Task objective: In the records below, find each line containing the word "this" and copy it.

Start

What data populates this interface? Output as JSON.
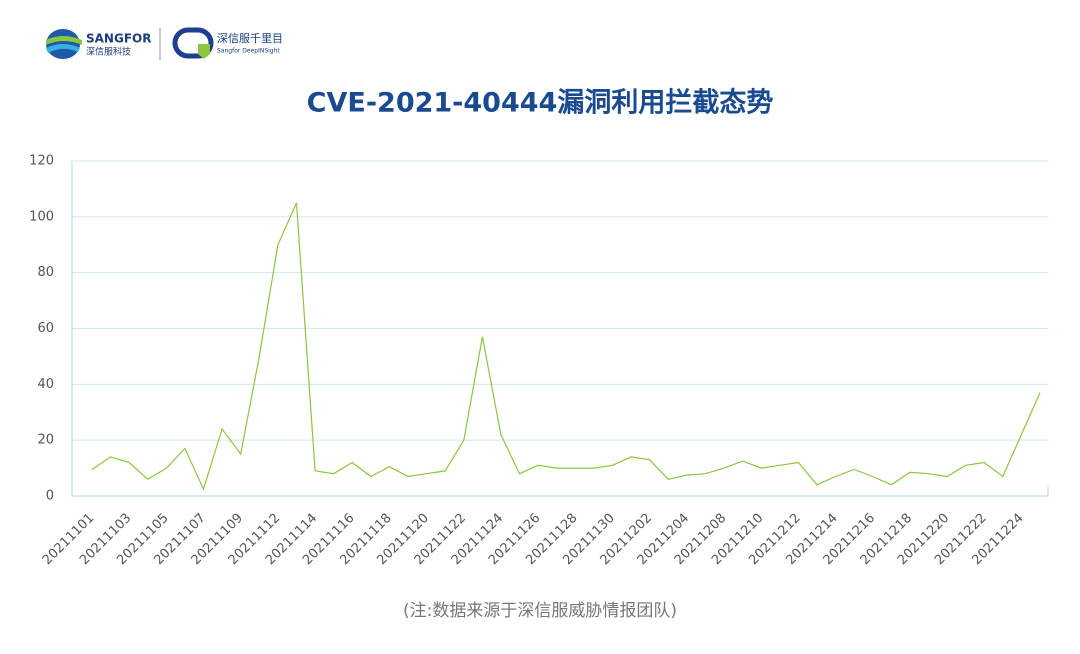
{
  "header": {
    "brand": "SANGFOR",
    "brand_cn": "深信服科技",
    "product_cn": "深信服千里目",
    "product": "Sangfor DeepINSight"
  },
  "chart_data": {
    "type": "line",
    "title": "CVE-2021-40444漏洞利用拦截态势",
    "note": "(注:数据来源于深信服威胁情报团队)",
    "categories": [
      "20211101",
      null,
      "20211103",
      null,
      "20211105",
      null,
      "20211107",
      null,
      "20211109",
      null,
      "20211112",
      null,
      "20211114",
      null,
      "20211116",
      null,
      "20211118",
      null,
      "20211120",
      null,
      "20211122",
      null,
      "20211124",
      null,
      "20211126",
      null,
      "20211128",
      null,
      "20211130",
      null,
      "20211202",
      null,
      "20211204",
      null,
      "20211208",
      null,
      "20211210",
      null,
      "20211212",
      null,
      "20211214",
      null,
      "20211216",
      null,
      "20211218",
      null,
      "20211220",
      null,
      "20211222",
      null,
      "20211224",
      null
    ],
    "values": [
      9.5,
      14,
      12,
      6,
      10,
      17,
      2.5,
      24,
      15,
      50,
      90,
      105,
      9,
      8,
      12,
      7,
      10.5,
      7,
      8,
      9,
      20,
      57,
      22,
      8,
      11,
      10,
      10,
      10,
      11,
      14,
      13,
      6,
      7.5,
      8,
      10,
      12.5,
      10,
      11,
      12,
      4,
      7,
      9.5,
      7,
      4,
      8.5,
      8,
      7,
      11,
      12,
      7,
      22,
      37
    ],
    "color": "#8cc63f",
    "ylim": [
      0,
      120
    ],
    "yticks": [
      0,
      20,
      40,
      60,
      80,
      100,
      120
    ],
    "grid": true
  }
}
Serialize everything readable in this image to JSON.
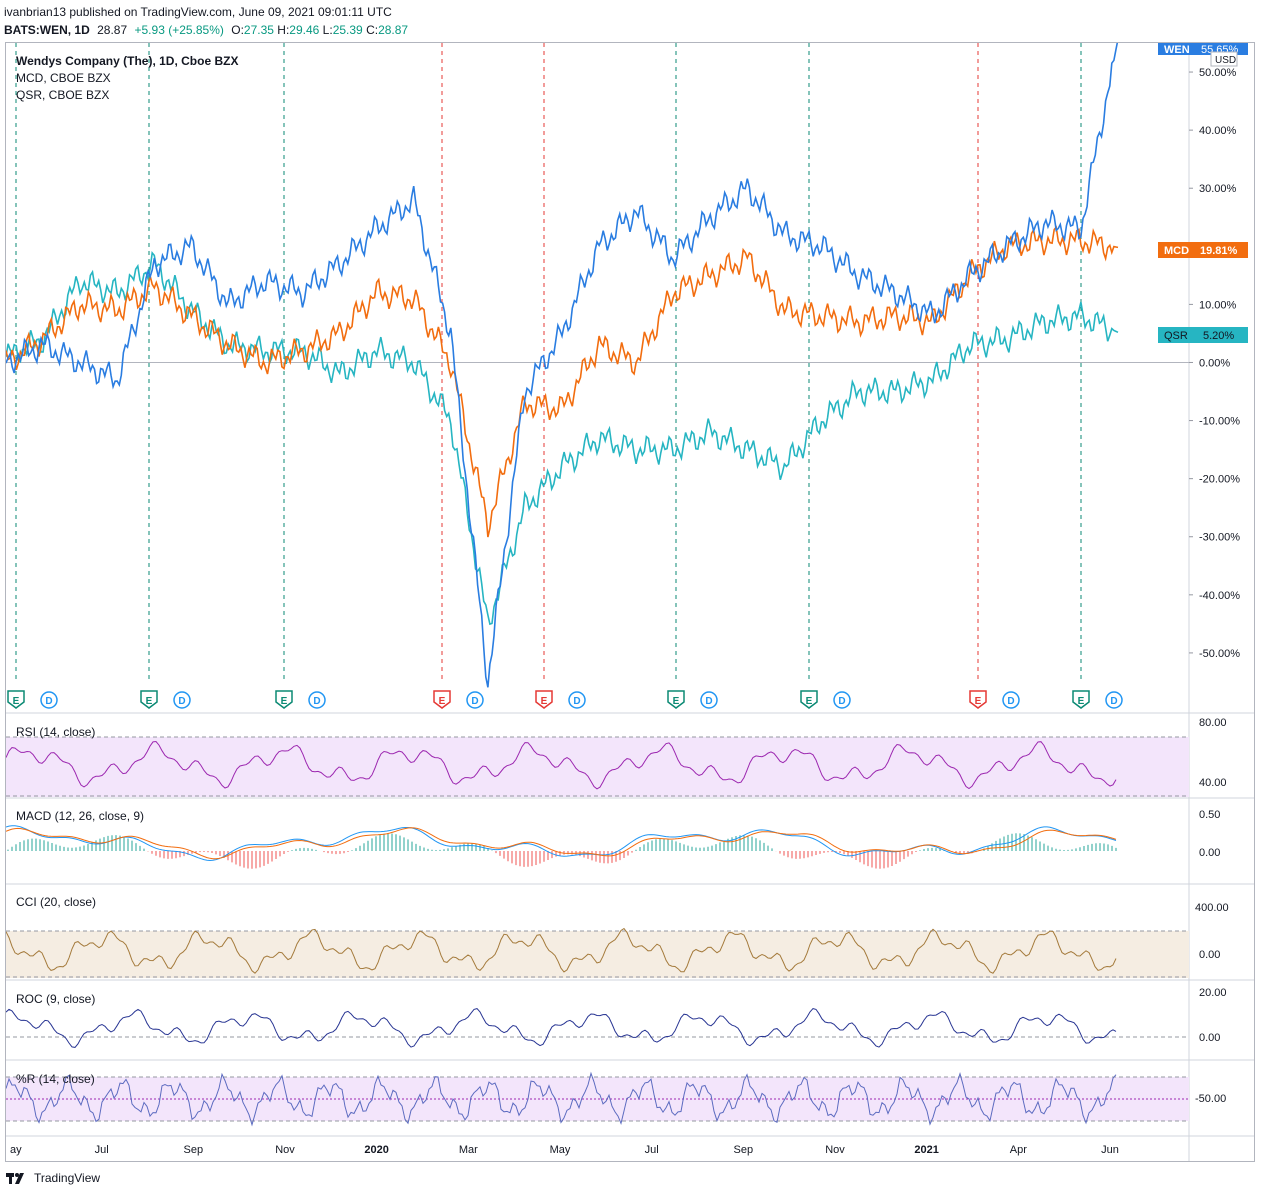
{
  "header": {
    "line1": "ivanbrian13 published on TradingView.com, June 09, 2021 09:01:11 UTC",
    "symbol": "BATS:WEN, 1D",
    "last": "28.87",
    "change": "+5.93 (+25.85%)",
    "o_label": "O:",
    "o": "27.35",
    "h_label": "H:",
    "h": "29.46",
    "l_label": "L:",
    "l": "25.39",
    "c_label": "C:",
    "c": "28.87"
  },
  "legend": {
    "main": "Wendys Company (The), 1D, Cboe BZX",
    "s2": "MCD, CBOE BZX",
    "s3": "QSR, CBOE BZX"
  },
  "currency": "USD",
  "colors": {
    "wen": "#2a7de1",
    "mcd": "#f26d0f",
    "qsr": "#26b5c2",
    "earnings_green": "#0b8a74",
    "earnings_red": "#e53935",
    "dividend": "#2196f3",
    "rsi": "#9c27b0",
    "rsi_band": "#f3e5fb",
    "macd_line": "#2196f3",
    "signal_line": "#f26d0f",
    "cci": "#a47a3b",
    "cci_band": "#f5ede2",
    "roc": "#283593",
    "wr": "#5c6bc0",
    "wr_band": "#f3e5fb"
  },
  "price_labels": {
    "wen": {
      "name": "WEN",
      "value": "55.65%"
    },
    "mcd": {
      "name": "MCD",
      "value": "19.81%"
    },
    "qsr": {
      "name": "QSR",
      "value": "5.20%"
    }
  },
  "events": [
    {
      "type": "E",
      "kind": "green"
    },
    {
      "type": "D"
    },
    {
      "type": "E",
      "kind": "green"
    },
    {
      "type": "D"
    },
    {
      "type": "E",
      "kind": "green"
    },
    {
      "type": "D"
    },
    {
      "type": "E",
      "kind": "red"
    },
    {
      "type": "D"
    },
    {
      "type": "E",
      "kind": "red"
    },
    {
      "type": "D"
    },
    {
      "type": "E",
      "kind": "green"
    },
    {
      "type": "D"
    },
    {
      "type": "E",
      "kind": "green"
    },
    {
      "type": "D"
    },
    {
      "type": "E",
      "kind": "red"
    },
    {
      "type": "D"
    },
    {
      "type": "E",
      "kind": "green"
    },
    {
      "type": "D"
    }
  ],
  "indicators": {
    "rsi": {
      "label": "RSI (14, close)",
      "ticks": [
        "80.00",
        "40.00"
      ]
    },
    "macd": {
      "label": "MACD (12, 26, close, 9)",
      "ticks": [
        "0.50",
        "0.00"
      ]
    },
    "cci": {
      "label": "CCI (20, close)",
      "ticks": [
        "400.00",
        "0.00"
      ]
    },
    "roc": {
      "label": "ROC (9, close)",
      "ticks": [
        "20.00",
        "0.00"
      ]
    },
    "wr": {
      "label": "%R (14, close)",
      "ticks": [
        "-50.00"
      ]
    }
  },
  "footer": {
    "brand": "TradingView"
  },
  "chart_data": {
    "type": "line",
    "y_unit": "%",
    "ylim": [
      -60,
      55
    ],
    "y_ticks": [
      "50.00%",
      "40.00%",
      "30.00%",
      "20.00%",
      "10.00%",
      "0.00%",
      "-10.00%",
      "-20.00%",
      "-30.00%",
      "-40.00%",
      "-50.00%"
    ],
    "x_ticks": [
      "ay",
      "Jul",
      "Sep",
      "Nov",
      "2020",
      "Mar",
      "May",
      "Jul",
      "Sep",
      "Nov",
      "2021",
      "Apr",
      "Jun"
    ],
    "x": [
      "2019-05",
      "2019-06",
      "2019-07",
      "2019-08",
      "2019-08",
      "2019-09",
      "2019-10",
      "2019-11",
      "2019-12",
      "2020-01",
      "2020-02",
      "2020-02",
      "2020-03",
      "2020-03",
      "2020-04",
      "2020-05",
      "2020-05",
      "2020-06",
      "2020-07",
      "2020-08",
      "2020-09",
      "2020-10",
      "2020-11",
      "2020-12",
      "2021-01",
      "2021-02",
      "2021-03",
      "2021-04",
      "2021-05",
      "2021-05",
      "2021-06"
    ],
    "series": [
      {
        "name": "WEN",
        "values": [
          0,
          3,
          0,
          -3,
          17,
          20,
          10,
          14,
          12,
          17,
          23,
          28,
          5,
          -55,
          -5,
          5,
          20,
          26,
          18,
          25,
          30,
          22,
          20,
          15,
          12,
          8,
          15,
          20,
          24,
          23,
          55.65
        ]
      },
      {
        "name": "MCD",
        "values": [
          0,
          4,
          10,
          9,
          13,
          8,
          3,
          0,
          2,
          5,
          12,
          11,
          0,
          -28,
          -7,
          -8,
          3,
          0,
          12,
          15,
          18,
          9,
          8,
          7,
          8,
          7,
          15,
          20,
          21,
          21,
          19.81
        ]
      },
      {
        "name": "QSR",
        "values": [
          1,
          4,
          14,
          12,
          17,
          9,
          3,
          2,
          2,
          -2,
          2,
          0,
          -10,
          -45,
          -25,
          -18,
          -13,
          -15,
          -15,
          -12,
          -15,
          -18,
          -10,
          -5,
          -5,
          -3,
          3,
          4,
          7,
          8,
          5.2
        ]
      }
    ]
  }
}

End

Written response:
What data populates this interface? Output as JSON.
Serialize everything readable in this image to JSON.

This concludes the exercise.